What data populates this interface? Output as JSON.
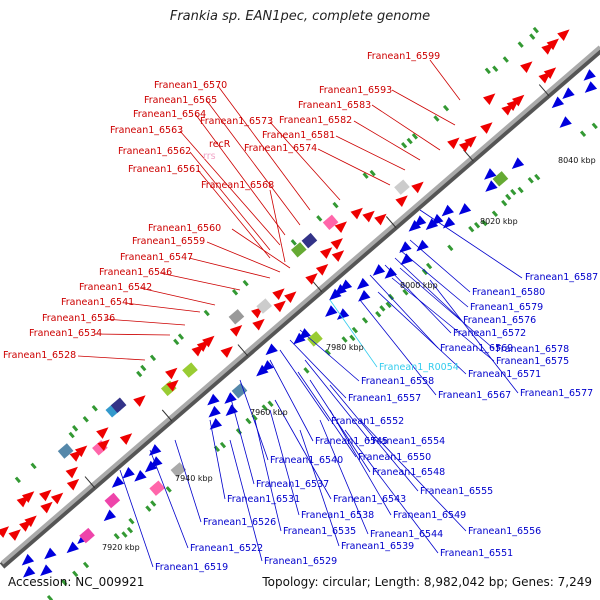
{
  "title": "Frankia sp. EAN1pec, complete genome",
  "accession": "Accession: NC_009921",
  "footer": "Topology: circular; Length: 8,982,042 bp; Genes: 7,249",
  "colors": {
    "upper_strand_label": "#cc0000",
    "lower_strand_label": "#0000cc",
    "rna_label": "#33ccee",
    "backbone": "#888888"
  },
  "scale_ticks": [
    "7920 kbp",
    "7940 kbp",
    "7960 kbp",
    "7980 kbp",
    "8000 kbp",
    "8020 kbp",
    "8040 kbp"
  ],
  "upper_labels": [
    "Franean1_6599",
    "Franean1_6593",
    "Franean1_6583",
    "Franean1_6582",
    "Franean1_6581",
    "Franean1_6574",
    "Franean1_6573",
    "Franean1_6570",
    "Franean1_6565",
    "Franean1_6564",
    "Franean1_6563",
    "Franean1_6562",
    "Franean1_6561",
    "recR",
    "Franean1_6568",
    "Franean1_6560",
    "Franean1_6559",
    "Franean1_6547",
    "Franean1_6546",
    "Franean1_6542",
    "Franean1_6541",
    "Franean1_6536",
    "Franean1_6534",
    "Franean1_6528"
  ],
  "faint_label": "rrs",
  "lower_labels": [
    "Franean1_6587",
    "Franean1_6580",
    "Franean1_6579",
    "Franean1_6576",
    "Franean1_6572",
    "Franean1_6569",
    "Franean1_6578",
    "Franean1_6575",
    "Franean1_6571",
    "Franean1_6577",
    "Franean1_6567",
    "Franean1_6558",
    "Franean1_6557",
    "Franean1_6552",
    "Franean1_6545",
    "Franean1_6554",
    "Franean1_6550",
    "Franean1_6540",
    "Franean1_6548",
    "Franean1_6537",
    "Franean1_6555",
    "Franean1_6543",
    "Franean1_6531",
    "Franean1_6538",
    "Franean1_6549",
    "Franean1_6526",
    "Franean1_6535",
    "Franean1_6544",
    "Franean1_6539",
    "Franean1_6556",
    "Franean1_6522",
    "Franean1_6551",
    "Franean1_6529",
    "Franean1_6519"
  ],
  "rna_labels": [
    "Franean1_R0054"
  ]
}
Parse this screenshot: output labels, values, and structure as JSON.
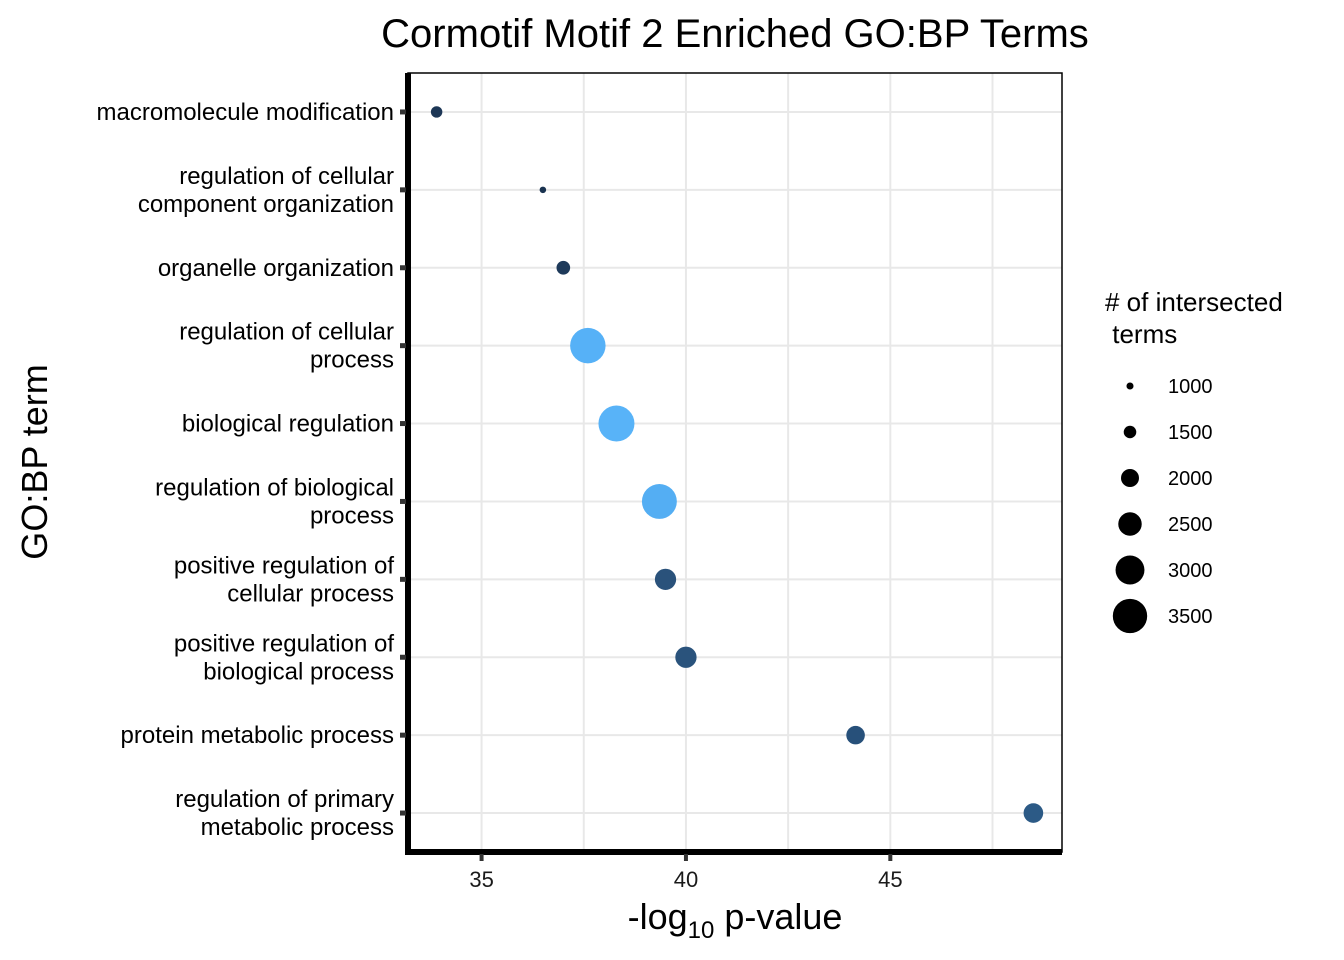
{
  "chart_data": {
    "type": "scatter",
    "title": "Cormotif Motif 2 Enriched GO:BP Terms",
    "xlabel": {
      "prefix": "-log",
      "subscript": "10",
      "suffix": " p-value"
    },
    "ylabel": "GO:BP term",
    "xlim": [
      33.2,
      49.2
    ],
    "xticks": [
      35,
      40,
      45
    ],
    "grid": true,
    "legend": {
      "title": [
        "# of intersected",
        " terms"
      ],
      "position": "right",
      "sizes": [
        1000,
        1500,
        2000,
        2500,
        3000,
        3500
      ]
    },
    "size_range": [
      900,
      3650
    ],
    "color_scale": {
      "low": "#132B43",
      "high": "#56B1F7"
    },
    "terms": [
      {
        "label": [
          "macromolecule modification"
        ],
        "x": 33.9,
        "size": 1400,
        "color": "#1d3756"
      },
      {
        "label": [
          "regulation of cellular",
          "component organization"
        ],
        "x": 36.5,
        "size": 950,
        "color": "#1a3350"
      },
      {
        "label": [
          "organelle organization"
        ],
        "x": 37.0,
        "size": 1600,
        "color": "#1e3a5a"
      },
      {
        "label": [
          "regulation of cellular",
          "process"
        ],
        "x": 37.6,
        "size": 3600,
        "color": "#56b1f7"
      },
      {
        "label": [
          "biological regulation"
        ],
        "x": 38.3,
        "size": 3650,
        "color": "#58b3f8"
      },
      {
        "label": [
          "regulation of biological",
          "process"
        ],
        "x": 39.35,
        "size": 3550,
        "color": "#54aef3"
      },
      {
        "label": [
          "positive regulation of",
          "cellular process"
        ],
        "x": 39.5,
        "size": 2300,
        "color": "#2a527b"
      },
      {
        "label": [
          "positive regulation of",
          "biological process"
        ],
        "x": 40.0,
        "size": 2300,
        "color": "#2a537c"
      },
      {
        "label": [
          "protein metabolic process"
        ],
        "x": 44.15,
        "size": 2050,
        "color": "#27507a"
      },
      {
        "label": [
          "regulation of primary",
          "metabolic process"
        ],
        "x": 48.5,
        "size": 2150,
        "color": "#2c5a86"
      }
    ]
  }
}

______

Instructions to follow: Skip the pictures and output all entries exactly.

Reply to the task:
What data populates this interface? Output as JSON.
{
  "title": "Frankia sp. EAN1pec, complete genome",
  "accession": "Accession: NC_009921",
  "footer": "Topology: circular; Length: 8,982,042 bp; Genes: 7,249",
  "colors": {
    "upper_strand_label": "#cc0000",
    "lower_strand_label": "#0000cc",
    "rna_label": "#33ccee",
    "backbone": "#888888"
  },
  "scale_ticks": [
    "7920 kbp",
    "7940 kbp",
    "7960 kbp",
    "7980 kbp",
    "8000 kbp",
    "8020 kbp",
    "8040 kbp"
  ],
  "upper_labels": [
    "Franean1_6599",
    "Franean1_6593",
    "Franean1_6583",
    "Franean1_6582",
    "Franean1_6581",
    "Franean1_6574",
    "Franean1_6573",
    "Franean1_6570",
    "Franean1_6565",
    "Franean1_6564",
    "Franean1_6563",
    "Franean1_6562",
    "Franean1_6561",
    "recR",
    "Franean1_6568",
    "Franean1_6560",
    "Franean1_6559",
    "Franean1_6547",
    "Franean1_6546",
    "Franean1_6542",
    "Franean1_6541",
    "Franean1_6536",
    "Franean1_6534",
    "Franean1_6528"
  ],
  "faint_label": "rrs",
  "lower_labels": [
    "Franean1_6587",
    "Franean1_6580",
    "Franean1_6579",
    "Franean1_6576",
    "Franean1_6572",
    "Franean1_6569",
    "Franean1_6578",
    "Franean1_6575",
    "Franean1_6571",
    "Franean1_6577",
    "Franean1_6567",
    "Franean1_6558",
    "Franean1_6557",
    "Franean1_6552",
    "Franean1_6545",
    "Franean1_6554",
    "Franean1_6550",
    "Franean1_6540",
    "Franean1_6548",
    "Franean1_6537",
    "Franean1_6555",
    "Franean1_6543",
    "Franean1_6531",
    "Franean1_6538",
    "Franean1_6549",
    "Franean1_6526",
    "Franean1_6535",
    "Franean1_6544",
    "Franean1_6539",
    "Franean1_6556",
    "Franean1_6522",
    "Franean1_6551",
    "Franean1_6529",
    "Franean1_6519"
  ],
  "rna_labels": [
    "Franean1_R0054"
  ]
}
Parse this screenshot: output labels, values, and structure as JSON.
{
  "chart_data": {
    "type": "scatter",
    "title": "Cormotif Motif 2 Enriched GO:BP Terms",
    "xlabel": {
      "prefix": "-log",
      "subscript": "10",
      "suffix": " p-value"
    },
    "ylabel": "GO:BP term",
    "xlim": [
      33.2,
      49.2
    ],
    "xticks": [
      35,
      40,
      45
    ],
    "grid": true,
    "legend": {
      "title": [
        "# of intersected",
        " terms"
      ],
      "position": "right",
      "sizes": [
        1000,
        1500,
        2000,
        2500,
        3000,
        3500
      ]
    },
    "size_range": [
      900,
      3650
    ],
    "color_scale": {
      "low": "#132B43",
      "high": "#56B1F7"
    },
    "terms": [
      {
        "label": [
          "macromolecule modification"
        ],
        "x": 33.9,
        "size": 1400,
        "color": "#1d3756"
      },
      {
        "label": [
          "regulation of cellular",
          "component organization"
        ],
        "x": 36.5,
        "size": 950,
        "color": "#1a3350"
      },
      {
        "label": [
          "organelle organization"
        ],
        "x": 37.0,
        "size": 1600,
        "color": "#1e3a5a"
      },
      {
        "label": [
          "regulation of cellular",
          "process"
        ],
        "x": 37.6,
        "size": 3600,
        "color": "#56b1f7"
      },
      {
        "label": [
          "biological regulation"
        ],
        "x": 38.3,
        "size": 3650,
        "color": "#58b3f8"
      },
      {
        "label": [
          "regulation of biological",
          "process"
        ],
        "x": 39.35,
        "size": 3550,
        "color": "#54aef3"
      },
      {
        "label": [
          "positive regulation of",
          "cellular process"
        ],
        "x": 39.5,
        "size": 2300,
        "color": "#2a527b"
      },
      {
        "label": [
          "positive regulation of",
          "biological process"
        ],
        "x": 40.0,
        "size": 2300,
        "color": "#2a537c"
      },
      {
        "label": [
          "protein metabolic process"
        ],
        "x": 44.15,
        "size": 2050,
        "color": "#27507a"
      },
      {
        "label": [
          "regulation of primary",
          "metabolic process"
        ],
        "x": 48.5,
        "size": 2150,
        "color": "#2c5a86"
      }
    ]
  }
}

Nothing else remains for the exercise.